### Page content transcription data
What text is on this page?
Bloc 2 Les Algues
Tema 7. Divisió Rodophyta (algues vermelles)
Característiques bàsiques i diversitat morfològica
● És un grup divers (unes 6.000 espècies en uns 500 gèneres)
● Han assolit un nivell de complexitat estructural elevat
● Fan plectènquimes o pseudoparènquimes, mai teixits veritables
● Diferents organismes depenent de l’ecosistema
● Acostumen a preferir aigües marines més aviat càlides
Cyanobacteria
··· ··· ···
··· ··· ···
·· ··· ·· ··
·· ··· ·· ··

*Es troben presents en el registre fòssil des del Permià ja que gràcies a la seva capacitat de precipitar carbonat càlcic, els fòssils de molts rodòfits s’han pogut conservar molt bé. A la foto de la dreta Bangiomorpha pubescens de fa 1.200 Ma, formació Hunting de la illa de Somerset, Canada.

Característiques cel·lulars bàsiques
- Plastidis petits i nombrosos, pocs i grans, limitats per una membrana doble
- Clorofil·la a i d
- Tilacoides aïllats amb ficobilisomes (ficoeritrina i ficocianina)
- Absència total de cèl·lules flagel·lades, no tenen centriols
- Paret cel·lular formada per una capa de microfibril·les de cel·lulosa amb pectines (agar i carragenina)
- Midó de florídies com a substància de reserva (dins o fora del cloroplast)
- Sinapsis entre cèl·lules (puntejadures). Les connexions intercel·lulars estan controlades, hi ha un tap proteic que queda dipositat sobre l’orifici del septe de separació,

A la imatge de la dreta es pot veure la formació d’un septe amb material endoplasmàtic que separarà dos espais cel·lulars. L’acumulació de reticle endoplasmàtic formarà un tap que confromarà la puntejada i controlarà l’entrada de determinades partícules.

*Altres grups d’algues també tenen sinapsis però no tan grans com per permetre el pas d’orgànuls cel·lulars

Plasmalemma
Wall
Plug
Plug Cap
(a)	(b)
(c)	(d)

### What to produce
Every record must be transcribed precisely, down to the last character.

### Response to this task
What text is on this page?
Bloc 2 Les Algues
Tema 7. Divisió Rodophyta (algues vermelles)
Característiques bàsiques i diversitat morfològica
● És un grup divers (unes 6.000 espècies en uns 500 gèneres)
● Han assolit un nivell de complexitat estructural elevat
● Fan plectènquimes o pseudoparènquimes, mai teixits veritables
● Diferents organismes depenent de l’ecosistema
● Acostumen a preferir aigües marines més aviat càlides
Cyanobacteria
··· ··· ···
··· ··· ···
·· ··· ·· ··
·· ··· ·· ··

*Es troben presents en el registre fòssil des del Permià ja que gràcies a la seva capacitat de precipitar carbonat càlcic, els fòssils de molts rodòfits s’han pogut conservar molt bé. A la foto de la dreta Bangiomorpha pubescens de fa 1.200 Ma, formació Hunting de la illa de Somerset, Canada.

Característiques cel·lulars bàsiques
- Plastidis petits i nombrosos, pocs i grans, limitats per una membrana doble
- Clorofil·la a i d
- Tilacoides aïllats amb ficobilisomes (ficoeritrina i ficocianina)
- Absència total de cèl·lules flagel·lades, no tenen centriols
- Paret cel·lular formada per una capa de microfibril·les de cel·lulosa amb pectines (agar i carragenina)
- Midó de florídies com a substància de reserva (dins o fora del cloroplast)
- Sinapsis entre cèl·lules (puntejadures). Les connexions intercel·lulars estan controlades, hi ha un tap proteic que queda dipositat sobre l’orifici del septe de separació,

A la imatge de la dreta es pot veure la formació d’un septe amb material endoplasmàtic que separarà dos espais cel·lulars. L’acumulació de reticle endoplasmàtic formarà un tap que confromarà la puntejada i controlarà l’entrada de determinades partícules.

*Altres grups d’algues també tenen sinapsis però no tan grans com per permetre el pas d’orgànuls cel·lulars

Plasmalemma
Wall
Plug
Plug Cap
(a)	(b)
(c)	(d)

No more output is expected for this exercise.